Problem description
Transcribe all of the material exactly. Any picture in it should be left out.

The records
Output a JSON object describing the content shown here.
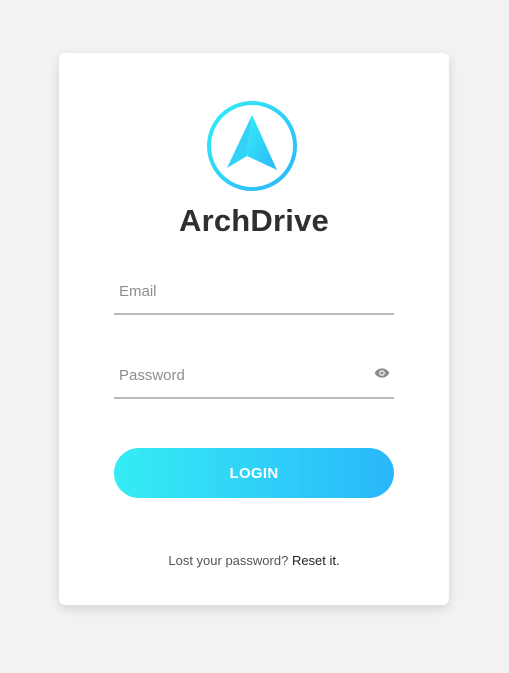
{
  "brand": {
    "name": "ArchDrive",
    "logo_icon": "arrow-navigation-icon",
    "logo_colors": [
      "#35ecf4",
      "#2ab7fa"
    ]
  },
  "form": {
    "email_placeholder": "Email",
    "email_value": "",
    "password_placeholder": "Password",
    "password_value": "",
    "password_toggle_icon": "eye-icon",
    "login_label": "LOGIN"
  },
  "footer": {
    "prompt": "Lost your password?",
    "reset_link": "Reset it."
  },
  "colors": {
    "background": "#f2f2f2",
    "card": "#ffffff",
    "button_gradient_start": "#35ecf4",
    "button_gradient_end": "#2ab7fa",
    "title": "#2f2f2f"
  }
}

Task solution
Output a JSON object describing the content shown here.
{
  "brand": {
    "name": "ArchDrive",
    "logo_icon": "arrow-navigation-icon",
    "logo_colors": [
      "#35ecf4",
      "#2ab7fa"
    ]
  },
  "form": {
    "email_placeholder": "Email",
    "email_value": "",
    "password_placeholder": "Password",
    "password_value": "",
    "password_toggle_icon": "eye-icon",
    "login_label": "LOGIN"
  },
  "footer": {
    "prompt": "Lost your password?",
    "reset_link": "Reset it."
  },
  "colors": {
    "background": "#f2f2f2",
    "card": "#ffffff",
    "button_gradient_start": "#35ecf4",
    "button_gradient_end": "#2ab7fa",
    "title": "#2f2f2f"
  }
}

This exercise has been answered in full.